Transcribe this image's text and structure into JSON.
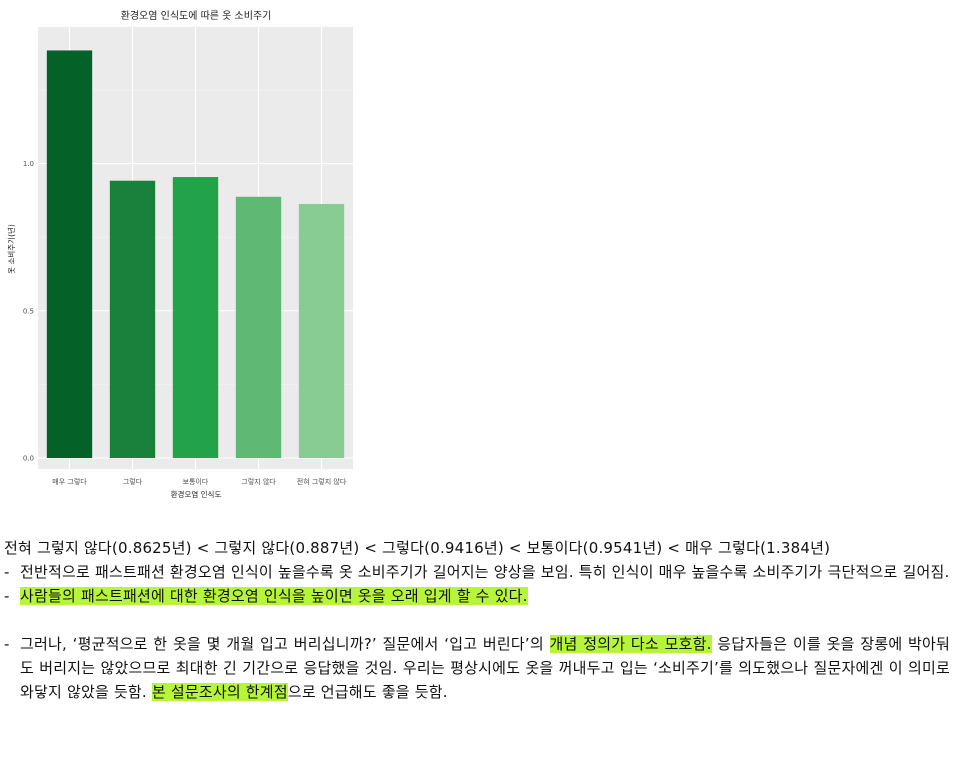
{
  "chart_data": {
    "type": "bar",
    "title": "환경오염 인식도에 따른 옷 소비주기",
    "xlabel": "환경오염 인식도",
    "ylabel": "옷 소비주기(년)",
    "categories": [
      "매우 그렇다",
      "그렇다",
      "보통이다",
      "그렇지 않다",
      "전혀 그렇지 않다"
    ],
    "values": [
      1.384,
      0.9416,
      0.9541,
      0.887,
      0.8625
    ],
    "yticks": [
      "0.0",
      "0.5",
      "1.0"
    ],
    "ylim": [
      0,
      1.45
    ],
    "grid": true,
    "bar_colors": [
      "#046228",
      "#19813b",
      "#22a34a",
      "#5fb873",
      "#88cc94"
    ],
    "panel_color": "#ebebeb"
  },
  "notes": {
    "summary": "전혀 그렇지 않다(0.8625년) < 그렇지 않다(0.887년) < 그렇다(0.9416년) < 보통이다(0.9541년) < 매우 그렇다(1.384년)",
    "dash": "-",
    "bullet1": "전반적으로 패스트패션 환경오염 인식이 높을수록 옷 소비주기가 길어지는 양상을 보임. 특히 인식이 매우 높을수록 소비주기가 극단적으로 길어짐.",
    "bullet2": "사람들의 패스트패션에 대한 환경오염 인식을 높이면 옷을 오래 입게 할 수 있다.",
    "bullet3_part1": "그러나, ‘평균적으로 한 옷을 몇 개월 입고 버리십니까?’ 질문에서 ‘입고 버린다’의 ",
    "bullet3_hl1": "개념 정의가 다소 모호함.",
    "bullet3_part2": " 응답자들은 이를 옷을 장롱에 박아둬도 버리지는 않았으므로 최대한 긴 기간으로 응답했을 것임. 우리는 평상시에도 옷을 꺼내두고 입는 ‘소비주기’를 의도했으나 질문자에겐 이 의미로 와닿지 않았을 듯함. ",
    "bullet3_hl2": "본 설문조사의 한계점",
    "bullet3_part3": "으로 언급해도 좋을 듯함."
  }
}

..............................

Word for word, quote the lines above. Omit the pictures.

Transcribe this image's text and structure into JSON.
{
  "chart_data": {
    "type": "bar",
    "title": "환경오염 인식도에 따른 옷 소비주기",
    "xlabel": "환경오염 인식도",
    "ylabel": "옷 소비주기(년)",
    "categories": [
      "매우 그렇다",
      "그렇다",
      "보통이다",
      "그렇지 않다",
      "전혀 그렇지 않다"
    ],
    "values": [
      1.384,
      0.9416,
      0.9541,
      0.887,
      0.8625
    ],
    "yticks": [
      "0.0",
      "0.5",
      "1.0"
    ],
    "ylim": [
      0,
      1.45
    ],
    "grid": true,
    "bar_colors": [
      "#046228",
      "#19813b",
      "#22a34a",
      "#5fb873",
      "#88cc94"
    ],
    "panel_color": "#ebebeb"
  },
  "notes": {
    "summary": "전혀 그렇지 않다(0.8625년) < 그렇지 않다(0.887년) < 그렇다(0.9416년) < 보통이다(0.9541년) < 매우 그렇다(1.384년)",
    "dash": "-",
    "bullet1": "전반적으로 패스트패션 환경오염 인식이 높을수록 옷 소비주기가 길어지는 양상을 보임. 특히 인식이 매우 높을수록 소비주기가 극단적으로 길어짐.",
    "bullet2": "사람들의 패스트패션에 대한 환경오염 인식을 높이면 옷을 오래 입게 할 수 있다.",
    "bullet3_part1": "그러나, ‘평균적으로 한 옷을 몇 개월 입고 버리십니까?’ 질문에서 ‘입고 버린다’의 ",
    "bullet3_hl1": "개념 정의가 다소 모호함.",
    "bullet3_part2": " 응답자들은 이를 옷을 장롱에 박아둬도 버리지는 않았으므로 최대한 긴 기간으로 응답했을 것임. 우리는 평상시에도 옷을 꺼내두고 입는 ‘소비주기’를 의도했으나 질문자에겐 이 의미로 와닿지 않았을 듯함. ",
    "bullet3_hl2": "본 설문조사의 한계점",
    "bullet3_part3": "으로 언급해도 좋을 듯함."
  }
}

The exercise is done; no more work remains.